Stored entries
◇ ◇ ◇ ◇
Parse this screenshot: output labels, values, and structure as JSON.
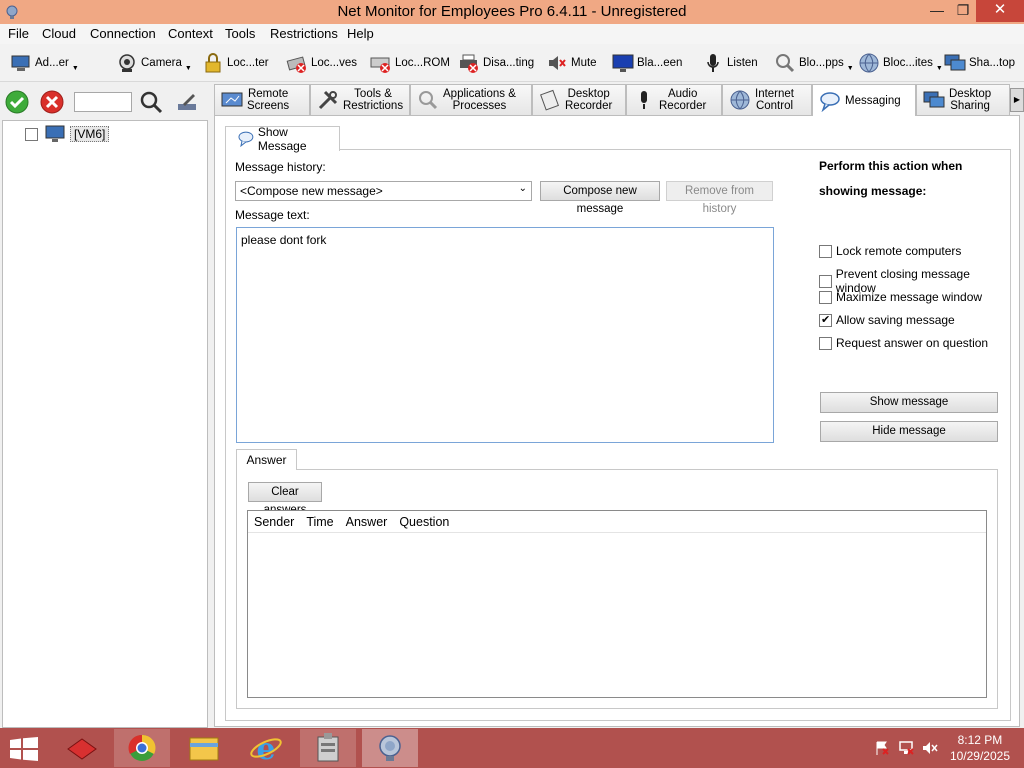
{
  "window": {
    "title": "Net Monitor for Employees Pro 6.4.11 - Unregistered"
  },
  "menu": [
    "File",
    "Cloud",
    "Connection",
    "Context",
    "Tools",
    "Restrictions",
    "Help"
  ],
  "toolbar": [
    {
      "label": "Ad...er",
      "icon": "admin-icon",
      "dropdown": true
    },
    {
      "label": "Camera",
      "icon": "camera-icon",
      "dropdown": true
    },
    {
      "label": "Loc...ter",
      "icon": "lock-computer-icon",
      "dropdown": false
    },
    {
      "label": "Loc...ves",
      "icon": "lock-drives-icon",
      "dropdown": false
    },
    {
      "label": "Loc...ROM",
      "icon": "lock-cdrom-icon",
      "dropdown": false
    },
    {
      "label": "Disa...ting",
      "icon": "disable-printing-icon",
      "dropdown": false
    },
    {
      "label": "Mute",
      "icon": "mute-icon",
      "dropdown": false
    },
    {
      "label": "Bla...een",
      "icon": "blank-screen-icon",
      "dropdown": false
    },
    {
      "label": "Listen",
      "icon": "microphone-icon",
      "dropdown": false
    },
    {
      "label": "Blo...pps",
      "icon": "block-apps-icon",
      "dropdown": true
    },
    {
      "label": "Bloc...ites",
      "icon": "block-sites-icon",
      "dropdown": true
    },
    {
      "label": "Sha...top",
      "icon": "share-desktop-icon",
      "dropdown": false
    }
  ],
  "tree": {
    "computer": "[VM6]",
    "checked": false
  },
  "search": {
    "value": ""
  },
  "tabs": [
    {
      "label": "Remote\nScreens",
      "icon": "remote-screens-icon"
    },
    {
      "label": "Tools &\nRestrictions",
      "icon": "tools-icon"
    },
    {
      "label": "Applications &\nProcesses",
      "icon": "applications-icon"
    },
    {
      "label": "Desktop\nRecorder",
      "icon": "desktop-recorder-icon"
    },
    {
      "label": "Audio\nRecorder",
      "icon": "audio-recorder-icon"
    },
    {
      "label": "Internet\nControl",
      "icon": "internet-control-icon"
    },
    {
      "label": "Messaging",
      "icon": "messaging-icon",
      "active": true
    },
    {
      "label": "Desktop\nSharing",
      "icon": "desktop-sharing-icon"
    }
  ],
  "messaging": {
    "subtab": "Show Message",
    "history_label": "Message history:",
    "history_selected": "<Compose new message>",
    "compose_button": "Compose new message",
    "remove_button": "Remove from history",
    "text_label": "Message text:",
    "message_text": "please dont fork",
    "action_title": "Perform this action when showing message:",
    "options": [
      {
        "label": "Lock remote computers",
        "checked": false
      },
      {
        "label": "Prevent closing message window",
        "checked": false
      },
      {
        "label": "Maximize message window",
        "checked": false
      },
      {
        "label": "Allow saving message",
        "checked": true
      },
      {
        "label": "Request answer on question",
        "checked": false
      }
    ],
    "show_button": "Show message",
    "hide_button": "Hide message",
    "answer_tab": "Answer",
    "clear_button": "Clear answers",
    "columns": [
      "Sender",
      "Time",
      "Answer",
      "Question"
    ],
    "answers": []
  },
  "taskbar": {
    "time": "8:12 PM",
    "date": "10/29/2025",
    "apps": [
      "start-icon",
      "app-red-icon",
      "chrome-icon",
      "file-explorer-icon",
      "internet-explorer-icon",
      "server-icon",
      "net-monitor-icon"
    ]
  }
}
◇ ◇ ◇ ◇
* [TASK] Identify the lines above that contain the word "block", then copy them.

* [PROBLEM SOLUTION]
      "icon": "block-apps-icon",
      "icon": "block-sites-icon",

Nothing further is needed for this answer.